• [Given exercise]
Copy the records below exactly, omitting any pictures they contain.

Dataset entries on figures
────

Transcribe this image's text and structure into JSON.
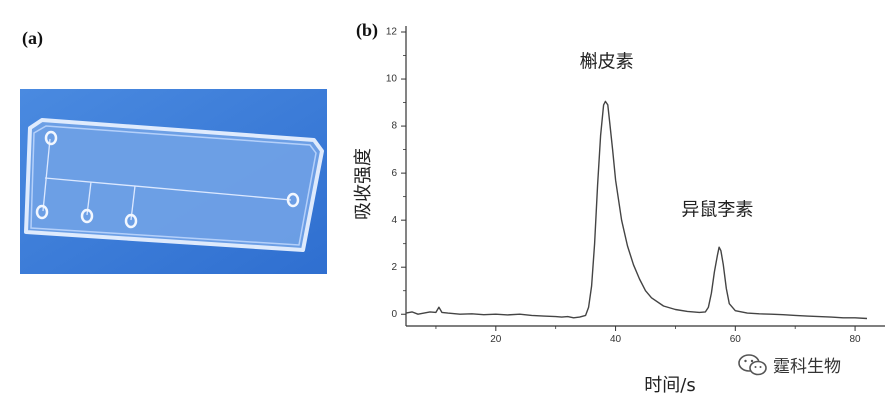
{
  "panel_labels": {
    "a": "(a)",
    "b": "(b)"
  },
  "watermark": {
    "text": "霆科生物",
    "icon": "wechat-icon"
  },
  "photo": {
    "subject": "microfluidic-chip",
    "background": "#3f7fd8"
  },
  "chart_data": {
    "type": "line",
    "xlabel": "时间/s",
    "ylabel": "吸收强度",
    "xlim": [
      5,
      85
    ],
    "ylim": [
      -0.5,
      12
    ],
    "xticks": [
      20,
      40,
      60,
      80
    ],
    "xtick_labels": [
      "20",
      "40",
      "60",
      "80"
    ],
    "yticks": [
      0,
      2,
      4,
      6,
      8,
      10,
      12
    ],
    "grid": false,
    "series": [
      {
        "color": "#444444",
        "x": [
          5,
          6,
          7,
          8,
          9,
          10,
          10.5,
          11,
          12,
          14,
          16,
          18,
          20,
          22,
          24,
          26,
          28,
          30,
          31,
          32,
          33,
          34,
          35,
          35.5,
          36,
          36.5,
          37,
          37.5,
          38,
          38.3,
          38.7,
          39,
          39.5,
          40,
          41,
          42,
          43,
          44,
          45,
          46,
          48,
          50,
          52,
          54,
          55,
          55.5,
          56,
          56.5,
          57,
          57.3,
          57.6,
          58,
          58.5,
          59,
          60,
          62,
          64,
          66,
          68,
          70,
          72,
          74,
          76,
          78,
          80,
          82
        ],
        "y": [
          0.05,
          0.1,
          0.0,
          0.05,
          0.1,
          0.08,
          0.3,
          0.08,
          0.05,
          0.0,
          0.02,
          -0.02,
          0.0,
          -0.03,
          0.0,
          -0.05,
          -0.08,
          -0.1,
          -0.12,
          -0.1,
          -0.15,
          -0.12,
          -0.05,
          0.3,
          1.2,
          3.0,
          5.5,
          7.6,
          8.9,
          9.05,
          8.9,
          8.2,
          7.0,
          5.7,
          4.0,
          2.9,
          2.1,
          1.5,
          1.0,
          0.7,
          0.35,
          0.2,
          0.12,
          0.08,
          0.1,
          0.3,
          0.9,
          1.8,
          2.5,
          2.85,
          2.7,
          2.1,
          1.1,
          0.45,
          0.15,
          0.05,
          0.02,
          0.0,
          -0.02,
          -0.05,
          -0.08,
          -0.1,
          -0.12,
          -0.15,
          -0.15,
          -0.18
        ]
      }
    ],
    "annotations": [
      {
        "text": "槲皮素",
        "x": 38.5,
        "y": 10.5
      },
      {
        "text": "异鼠李素",
        "x": 57,
        "y": 4.2
      }
    ]
  }
}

────

• [Output of the exercise]
Transcribe this image's text and structure into JSON.
{
  "panel_labels": {
    "a": "(a)",
    "b": "(b)"
  },
  "watermark": {
    "text": "霆科生物",
    "icon": "wechat-icon"
  },
  "photo": {
    "subject": "microfluidic-chip",
    "background": "#3f7fd8"
  },
  "chart_data": {
    "type": "line",
    "xlabel": "时间/s",
    "ylabel": "吸收强度",
    "xlim": [
      5,
      85
    ],
    "ylim": [
      -0.5,
      12
    ],
    "xticks": [
      20,
      40,
      60,
      80
    ],
    "xtick_labels": [
      "20",
      "40",
      "60",
      "80"
    ],
    "yticks": [
      0,
      2,
      4,
      6,
      8,
      10,
      12
    ],
    "grid": false,
    "series": [
      {
        "color": "#444444",
        "x": [
          5,
          6,
          7,
          8,
          9,
          10,
          10.5,
          11,
          12,
          14,
          16,
          18,
          20,
          22,
          24,
          26,
          28,
          30,
          31,
          32,
          33,
          34,
          35,
          35.5,
          36,
          36.5,
          37,
          37.5,
          38,
          38.3,
          38.7,
          39,
          39.5,
          40,
          41,
          42,
          43,
          44,
          45,
          46,
          48,
          50,
          52,
          54,
          55,
          55.5,
          56,
          56.5,
          57,
          57.3,
          57.6,
          58,
          58.5,
          59,
          60,
          62,
          64,
          66,
          68,
          70,
          72,
          74,
          76,
          78,
          80,
          82
        ],
        "y": [
          0.05,
          0.1,
          0.0,
          0.05,
          0.1,
          0.08,
          0.3,
          0.08,
          0.05,
          0.0,
          0.02,
          -0.02,
          0.0,
          -0.03,
          0.0,
          -0.05,
          -0.08,
          -0.1,
          -0.12,
          -0.1,
          -0.15,
          -0.12,
          -0.05,
          0.3,
          1.2,
          3.0,
          5.5,
          7.6,
          8.9,
          9.05,
          8.9,
          8.2,
          7.0,
          5.7,
          4.0,
          2.9,
          2.1,
          1.5,
          1.0,
          0.7,
          0.35,
          0.2,
          0.12,
          0.08,
          0.1,
          0.3,
          0.9,
          1.8,
          2.5,
          2.85,
          2.7,
          2.1,
          1.1,
          0.45,
          0.15,
          0.05,
          0.02,
          0.0,
          -0.02,
          -0.05,
          -0.08,
          -0.1,
          -0.12,
          -0.15,
          -0.15,
          -0.18
        ]
      }
    ],
    "annotations": [
      {
        "text": "槲皮素",
        "x": 38.5,
        "y": 10.5
      },
      {
        "text": "异鼠李素",
        "x": 57,
        "y": 4.2
      }
    ]
  }
}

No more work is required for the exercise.